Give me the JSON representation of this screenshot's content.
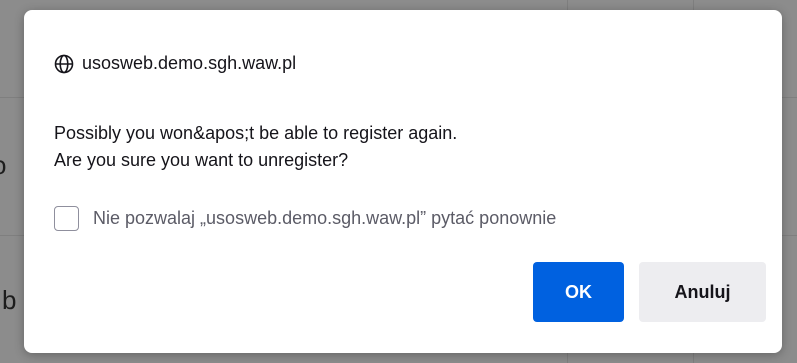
{
  "background": {
    "fragments": [
      "o",
      "b"
    ]
  },
  "dialog": {
    "origin": "usosweb.demo.sgh.waw.pl",
    "origin_icon": "globe-icon",
    "message_line1": "Possibly you won&apos;t be able to register again.",
    "message_line2": "Are you sure you want to unregister?",
    "checkbox_label": "Nie pozwalaj „usosweb.demo.sgh.waw.pl” pytać ponownie",
    "checkbox_checked": false,
    "ok_label": "OK",
    "cancel_label": "Anuluj"
  },
  "colors": {
    "primary": "#0061e0",
    "secondary_button": "#ededf0",
    "text": "#15141a",
    "muted_text": "#5b5b66"
  }
}
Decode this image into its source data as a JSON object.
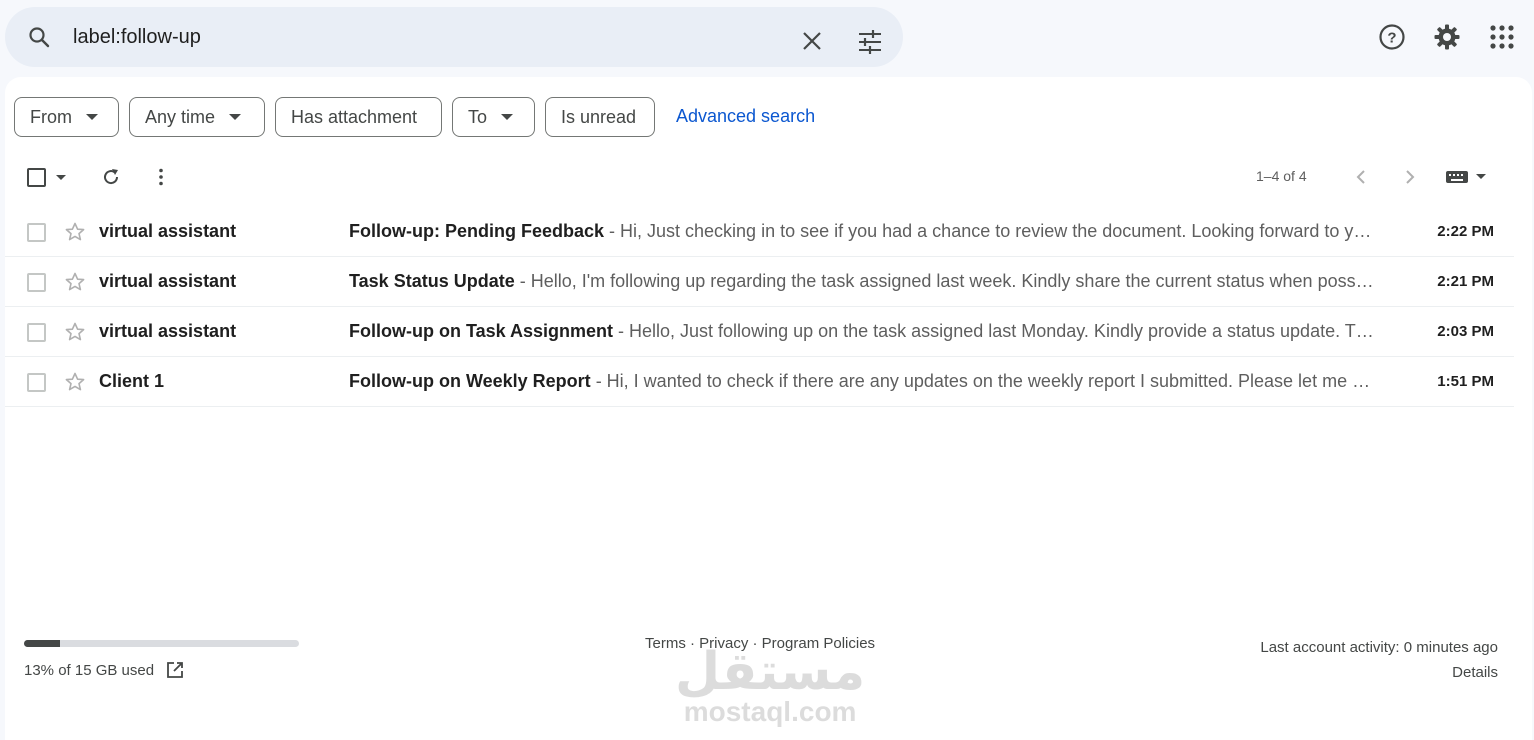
{
  "search": {
    "value": "label:follow-up"
  },
  "filters": {
    "chips": [
      {
        "label": "From",
        "dropdown": true
      },
      {
        "label": "Any time",
        "dropdown": true
      },
      {
        "label": "Has attachment",
        "dropdown": false
      },
      {
        "label": "To",
        "dropdown": true
      },
      {
        "label": "Is unread",
        "dropdown": false
      }
    ],
    "advanced_search": "Advanced search"
  },
  "toolbar": {
    "pager_text": "1–4 of 4"
  },
  "emails": [
    {
      "sender": "virtual assistant",
      "subject": "Follow-up: Pending Feedback",
      "snippet": " - Hi, Just checking in to see if you had a chance to review the document. Looking forward to your feedback.",
      "time": "2:22 PM"
    },
    {
      "sender": "virtual assistant",
      "subject": "Task Status Update",
      "snippet": " - Hello, I'm following up regarding the task assigned last week. Kindly share the current status when possible.",
      "time": "2:21 PM"
    },
    {
      "sender": "virtual assistant",
      "subject": "Follow-up on Task Assignment",
      "snippet": " - Hello, Just following up on the task assigned last Monday. Kindly provide a status update. Thank you.",
      "time": "2:03 PM"
    },
    {
      "sender": "Client 1",
      "subject": "Follow-up on Weekly Report",
      "snippet": " - Hi, I wanted to check if there are any updates on the weekly report I submitted. Please let me know.",
      "time": "1:51 PM"
    }
  ],
  "footer": {
    "storage_text": "13% of 15 GB used",
    "storage_fraction": 0.13,
    "links": "Terms · Privacy · Program Policies",
    "last_activity": "Last account activity: 0 minutes ago",
    "details": "Details"
  },
  "watermark": {
    "arabic": "مستقل",
    "latin": "mostaql.com"
  },
  "colors": {
    "accent": "#0b57d0",
    "page_bg": "#f6f8fc",
    "search_bg": "#e9eef6"
  }
}
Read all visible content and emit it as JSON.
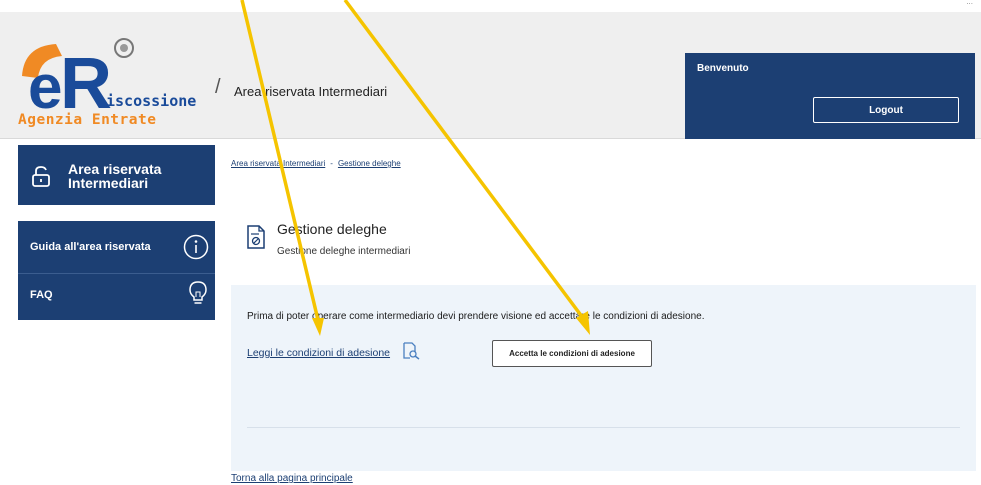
{
  "topstrip": {
    "text": "..."
  },
  "header": {
    "logo_sub": "Agenzia Entrate",
    "logo_word": "iscossione",
    "separator": "/",
    "title": "Area riservata Intermediari"
  },
  "welcome": {
    "label": "Benvenuto",
    "logout": "Logout"
  },
  "sidebar": {
    "main_label": "Area riservata Intermediari",
    "items": [
      {
        "label": "Guida all'area riservata",
        "icon": "info-icon"
      },
      {
        "label": "FAQ",
        "icon": "lightbulb-icon"
      }
    ]
  },
  "breadcrumb": {
    "home": "Area riservata Intermediari",
    "sep": "-",
    "current": "Gestione deleghe"
  },
  "page": {
    "title": "Gestione deleghe",
    "subtitle": "Gestione deleghe intermediari"
  },
  "panel": {
    "message": "Prima di poter operare come intermediario devi prendere visione ed accettare le condizioni di adesione.",
    "read_link": "Leggi le condizioni di adesione",
    "accept_button": "Accetta le condizioni di adesione"
  },
  "footer": {
    "back_link": "Torna alla pagina principale"
  },
  "colors": {
    "primary": "#1c3f73",
    "panel": "#eef4fa",
    "arrow": "#f5c400",
    "logo_orange": "#f08a24",
    "logo_blue": "#1a4b9a"
  }
}
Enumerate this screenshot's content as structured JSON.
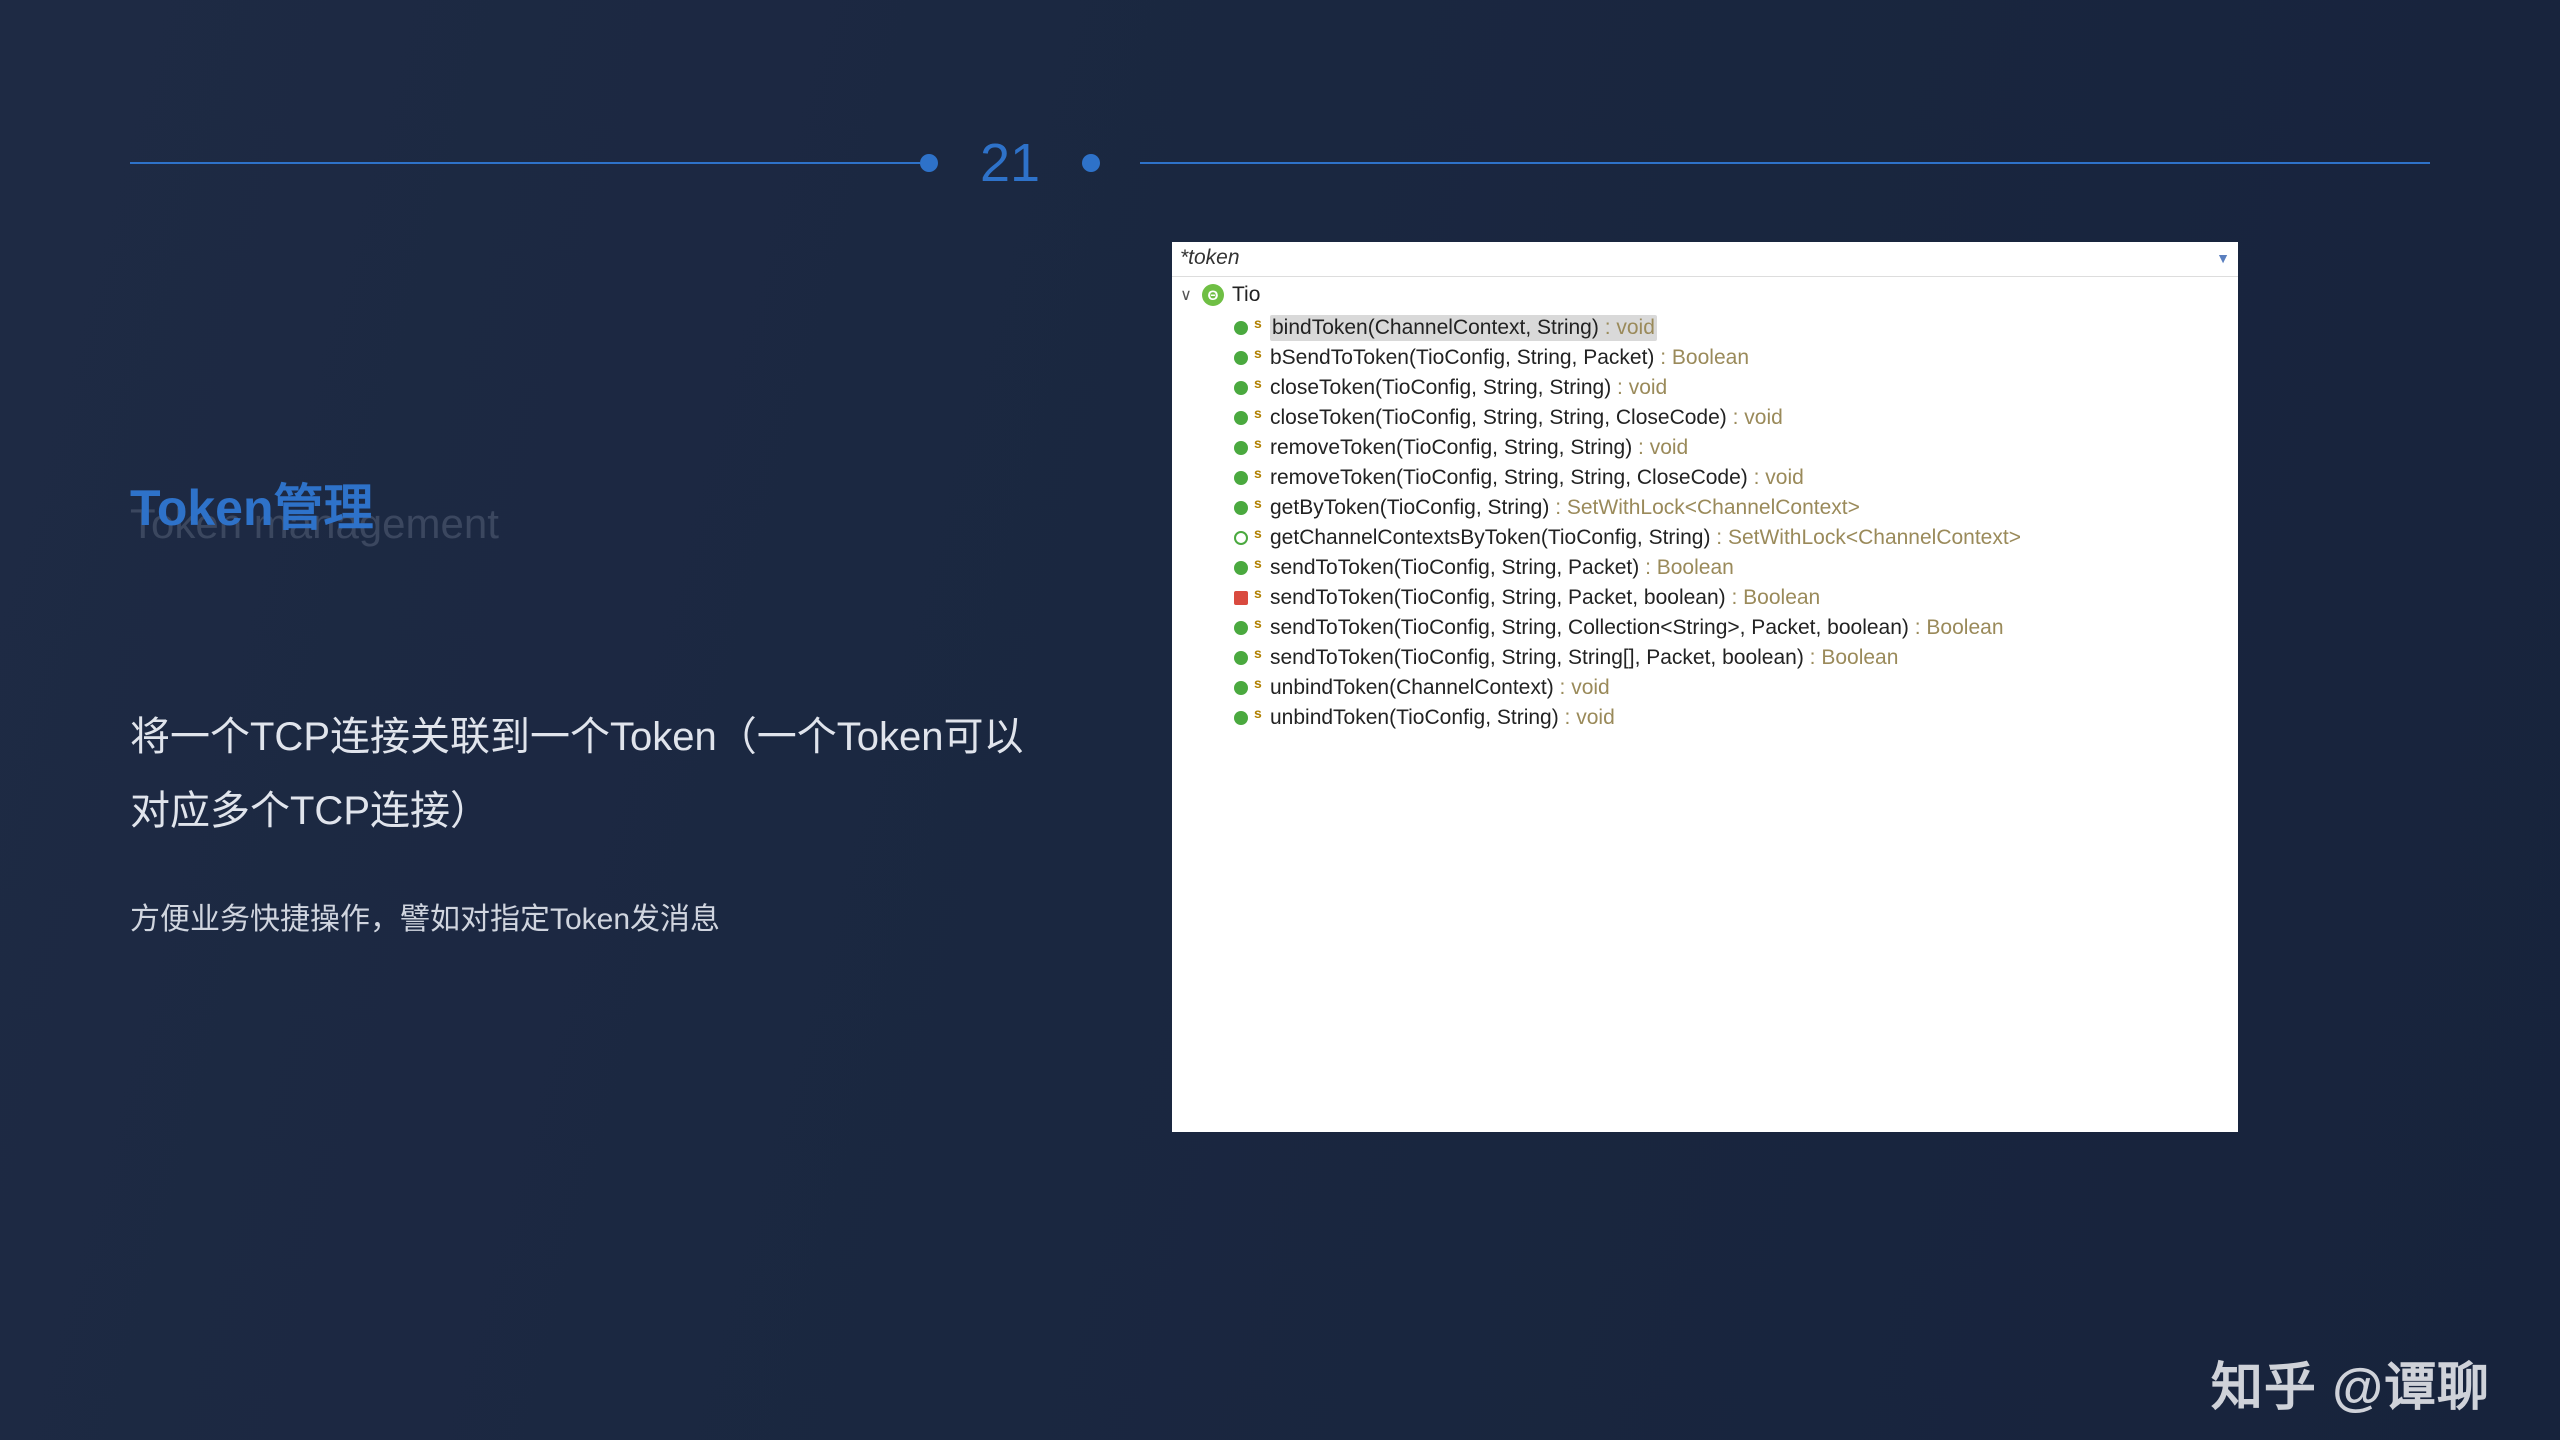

______

▶ _WHAT IS BEING ASKED_
Repeat the listing in full and exactly. Leave any pictures out.

▶ _ANSWER TO THIS PROBLEM_
Give me the JSON representation of this screenshot's content.
{
  "background": {
    "fragments": [
      "o",
      "b"
    ]
  },
  "dialog": {
    "origin": "usosweb.demo.sgh.waw.pl",
    "origin_icon": "globe-icon",
    "message_line1": "Possibly you won&apos;t be able to register again.",
    "message_line2": "Are you sure you want to unregister?",
    "checkbox_label": "Nie pozwalaj „usosweb.demo.sgh.waw.pl” pytać ponownie",
    "checkbox_checked": false,
    "ok_label": "OK",
    "cancel_label": "Anuluj"
  },
  "colors": {
    "primary": "#0061e0",
    "secondary_button": "#ededf0",
    "text": "#15141a",
    "muted_text": "#5b5b66"
  }
}
Decode this image into its source data as a JSON object.
{
  "search": {
    "value": "label:follow-up"
  },
  "filters": {
    "chips": [
      {
        "label": "From",
        "dropdown": true
      },
      {
        "label": "Any time",
        "dropdown": true
      },
      {
        "label": "Has attachment",
        "dropdown": false
      },
      {
        "label": "To",
        "dropdown": true
      },
      {
        "label": "Is unread",
        "dropdown": false
      }
    ],
    "advanced_search": "Advanced search"
  },
  "toolbar": {
    "pager_text": "1–4 of 4"
  },
  "emails": [
    {
      "sender": "virtual assistant",
      "subject": "Follow-up: Pending Feedback",
      "snippet": " - Hi, Just checking in to see if you had a chance to review the document. Looking forward to your feedback.",
      "time": "2:22 PM"
    },
    {
      "sender": "virtual assistant",
      "subject": "Task Status Update",
      "snippet": " - Hello, I'm following up regarding the task assigned last week. Kindly share the current status when possible.",
      "time": "2:21 PM"
    },
    {
      "sender": "virtual assistant",
      "subject": "Follow-up on Task Assignment",
      "snippet": " - Hello, Just following up on the task assigned last Monday. Kindly provide a status update. Thank you.",
      "time": "2:03 PM"
    },
    {
      "sender": "Client 1",
      "subject": "Follow-up on Weekly Report",
      "snippet": " - Hi, I wanted to check if there are any updates on the weekly report I submitted. Please let me know.",
      "time": "1:51 PM"
    }
  ],
  "footer": {
    "storage_text": "13% of 15 GB used",
    "storage_fraction": 0.13,
    "links": "Terms · Privacy · Program Policies",
    "last_activity": "Last account activity: 0 minutes ago",
    "details": "Details"
  },
  "watermark": {
    "arabic": "مستقل",
    "latin": "mostaql.com"
  },
  "colors": {
    "accent": "#0b57d0",
    "page_bg": "#f6f8fc",
    "search_bg": "#e9eef6"
  }
}
Read all visible content and emit it as JSON.
{
  "topstrip": {
    "text": "..."
  },
  "header": {
    "logo_sub": "Agenzia Entrate",
    "logo_word": "iscossione",
    "separator": "/",
    "title": "Area riservata Intermediari"
  },
  "welcome": {
    "label": "Benvenuto",
    "logout": "Logout"
  },
  "sidebar": {
    "main_label": "Area riservata Intermediari",
    "items": [
      {
        "label": "Guida all'area riservata",
        "icon": "info-icon"
      },
      {
        "label": "FAQ",
        "icon": "lightbulb-icon"
      }
    ]
  },
  "breadcrumb": {
    "home": "Area riservata Intermediari",
    "sep": "-",
    "current": "Gestione deleghe"
  },
  "page": {
    "title": "Gestione deleghe",
    "subtitle": "Gestione deleghe intermediari"
  },
  "panel": {
    "message": "Prima di poter operare come intermediario devi prendere visione ed accettare le condizioni di adesione.",
    "read_link": "Leggi le condizioni di adesione",
    "accept_button": "Accetta le condizioni di adesione"
  },
  "footer": {
    "back_link": "Torna alla pagina principale"
  },
  "colors": {
    "primary": "#1c3f73",
    "panel": "#eef4fa",
    "arrow": "#f5c400",
    "logo_orange": "#f08a24",
    "logo_blue": "#1a4b9a"
  }
}
Enumerate this screenshot's content as structured JSON.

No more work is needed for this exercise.